Things to do
a – Answer these questions using the passage on FCC and FTC broadband regulation:
(i) What agreement have the two Commissions made to define each agency's broadband responsibilities?
(ii) Which kind of company have the big ISPs argued the FTC's charter forbids it to regulate?
(iii) How many companies do FTC rulings generally affect at a time?
b – The passage on FCC and FTC broadband regulation names several net neutrality topics that the FTC could elect to tackle. List each of them.
c – In the passage on FCC and FTC broadband regulation, copy word for word everything from "The big difference" down to "acceptable ISP behavior.".

Passage given
»»
FCC and FTC Divvy up Broadband Regulation

The FCC voted last Thursday to reverse the Net Neutrality order that had been put into place by the previous Tom Wheeler FCC. This action eliminates the use of Title II to regulate broadband. In order to get rid of Title II authority the FCC believes it has to relinquish some of its regulatory role today and to move certain regulatory functions to the Federal Trade Commission. To effectuate this shift the two Commissions have agreed to a Memorandum of Understanding (MOU) that defines the ongoing regulatory and enforcement responsibility of each agency related to broadband.

The Federal Trade Commission will renew investigating ISPs as they do other large businesses in the country. They will investigate complaints made against the companies for practices that the agency deems to be unfair or deceptive. The agency has undertaken this kind of investigation in the past and has cited and fined a few big ISPs for various deceptive pricing and billing practices. In this role the FTC could elect to tackle topics that were part of net neutrality such as anticompetitive blocking of Internet traffic, throttling customer broadband or paid prioritization practices. While the three legs of net neutrality would not explicitly be part of the FTCs responsibilities, they should be free to investigate practices that harm the public. The FTC would also take back jurisdiction over ISP privacy practices.

It appears that dropping the Title II regulatory regime allows the FTC to again regulate ISPs. Since the FCC approved Title II regulation, the big ISPs have argued that the FTC is prohibited by its charter to regulate common carriers. But since broadband providers are no longer considered to be common carriers it would seem to open the door to the FTC again.

The big difference in a shift to FTC regulation is that anything they do is done retroactively. They look at consumer complaints and then prosecute the worst abuses they find in multiple industries. But their rules often come years after abuse by companies and their rulings only generally affect one company at a time. Other ISPs might shift behavior due to an FTC enforcement action, but they are not required to do so. This is a drastic change from having a set of proactive regulations in rules in place that define acceptable ISP behavior.
««
Supplied records
»»
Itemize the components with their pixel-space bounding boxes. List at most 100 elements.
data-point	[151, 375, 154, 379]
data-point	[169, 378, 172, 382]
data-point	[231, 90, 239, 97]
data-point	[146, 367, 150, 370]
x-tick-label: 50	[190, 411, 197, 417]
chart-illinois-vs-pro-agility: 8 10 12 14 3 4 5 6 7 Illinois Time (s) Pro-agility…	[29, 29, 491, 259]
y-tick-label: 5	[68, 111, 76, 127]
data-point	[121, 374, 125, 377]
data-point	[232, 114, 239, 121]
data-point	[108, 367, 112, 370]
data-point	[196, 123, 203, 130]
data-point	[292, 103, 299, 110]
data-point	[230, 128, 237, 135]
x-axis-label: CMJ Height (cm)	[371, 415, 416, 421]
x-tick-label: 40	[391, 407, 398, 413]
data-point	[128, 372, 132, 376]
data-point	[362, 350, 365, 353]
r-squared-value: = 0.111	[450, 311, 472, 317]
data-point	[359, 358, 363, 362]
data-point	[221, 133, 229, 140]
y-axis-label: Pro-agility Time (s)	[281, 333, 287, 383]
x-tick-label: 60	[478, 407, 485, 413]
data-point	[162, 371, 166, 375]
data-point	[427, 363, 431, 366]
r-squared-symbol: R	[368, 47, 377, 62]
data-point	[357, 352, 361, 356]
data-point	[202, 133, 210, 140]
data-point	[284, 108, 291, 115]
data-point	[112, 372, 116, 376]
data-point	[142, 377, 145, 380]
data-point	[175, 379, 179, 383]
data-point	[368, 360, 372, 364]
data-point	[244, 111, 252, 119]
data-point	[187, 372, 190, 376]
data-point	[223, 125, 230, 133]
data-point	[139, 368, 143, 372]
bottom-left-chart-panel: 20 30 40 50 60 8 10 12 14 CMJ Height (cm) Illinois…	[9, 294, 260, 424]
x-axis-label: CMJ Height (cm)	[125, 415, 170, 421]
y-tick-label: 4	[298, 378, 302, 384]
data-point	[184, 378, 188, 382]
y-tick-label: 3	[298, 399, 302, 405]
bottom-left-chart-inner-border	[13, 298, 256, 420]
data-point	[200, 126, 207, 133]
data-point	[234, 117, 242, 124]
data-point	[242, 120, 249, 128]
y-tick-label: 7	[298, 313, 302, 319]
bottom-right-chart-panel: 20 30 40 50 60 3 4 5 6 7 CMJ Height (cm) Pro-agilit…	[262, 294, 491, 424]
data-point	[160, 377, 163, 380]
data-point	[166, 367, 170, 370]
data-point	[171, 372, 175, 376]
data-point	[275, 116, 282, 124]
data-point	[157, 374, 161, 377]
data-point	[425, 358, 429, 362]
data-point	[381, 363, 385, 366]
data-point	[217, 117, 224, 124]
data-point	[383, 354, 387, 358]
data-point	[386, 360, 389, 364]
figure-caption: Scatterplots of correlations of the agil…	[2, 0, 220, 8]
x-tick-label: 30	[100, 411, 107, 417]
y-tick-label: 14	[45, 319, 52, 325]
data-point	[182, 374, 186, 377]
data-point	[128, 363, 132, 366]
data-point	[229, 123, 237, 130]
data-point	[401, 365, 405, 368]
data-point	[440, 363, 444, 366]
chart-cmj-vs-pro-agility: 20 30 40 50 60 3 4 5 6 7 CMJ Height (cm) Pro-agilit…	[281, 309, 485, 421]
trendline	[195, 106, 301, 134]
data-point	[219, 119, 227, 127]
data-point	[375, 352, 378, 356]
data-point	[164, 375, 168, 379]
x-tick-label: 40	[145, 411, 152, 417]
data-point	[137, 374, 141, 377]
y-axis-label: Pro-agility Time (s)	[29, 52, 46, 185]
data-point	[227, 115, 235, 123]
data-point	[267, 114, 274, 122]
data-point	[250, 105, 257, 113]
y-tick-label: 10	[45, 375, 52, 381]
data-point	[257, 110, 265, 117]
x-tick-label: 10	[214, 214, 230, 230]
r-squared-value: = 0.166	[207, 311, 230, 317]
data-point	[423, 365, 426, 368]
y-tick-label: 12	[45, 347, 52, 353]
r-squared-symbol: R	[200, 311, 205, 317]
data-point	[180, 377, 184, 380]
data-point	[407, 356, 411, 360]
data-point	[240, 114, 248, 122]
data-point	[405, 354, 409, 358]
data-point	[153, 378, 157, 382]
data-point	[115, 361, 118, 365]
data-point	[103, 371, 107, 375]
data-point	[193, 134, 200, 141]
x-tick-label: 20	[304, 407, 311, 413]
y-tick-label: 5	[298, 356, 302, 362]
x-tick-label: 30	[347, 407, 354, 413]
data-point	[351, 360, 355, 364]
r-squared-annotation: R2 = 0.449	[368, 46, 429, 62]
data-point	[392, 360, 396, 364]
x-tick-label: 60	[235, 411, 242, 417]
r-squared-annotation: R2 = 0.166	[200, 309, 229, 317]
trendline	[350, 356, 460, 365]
««
Outputs in order
a –
(i) A Memorandum of Understanding (MOU).
(ii) Common carriers.
(iii) One company at a time.

b –
- Anticompetitive blocking of Internet traffic
- Throttling customer broadband
- Paid prioritization practices

c –
The big difference in a shift to FTC regulation is that anything they do is done retroactively. They look at consumer complaints and then prosecute the worst abuses they find in multiple industries. But their rules often come years after abuse by companies and their rulings only generally affect one company at a time. Other ISPs might shift behavior due to an FTC enforcement action, but they are not required to do so. This is a drastic change from having a set of proactive regulations in rules in place that define acceptable ISP behavior.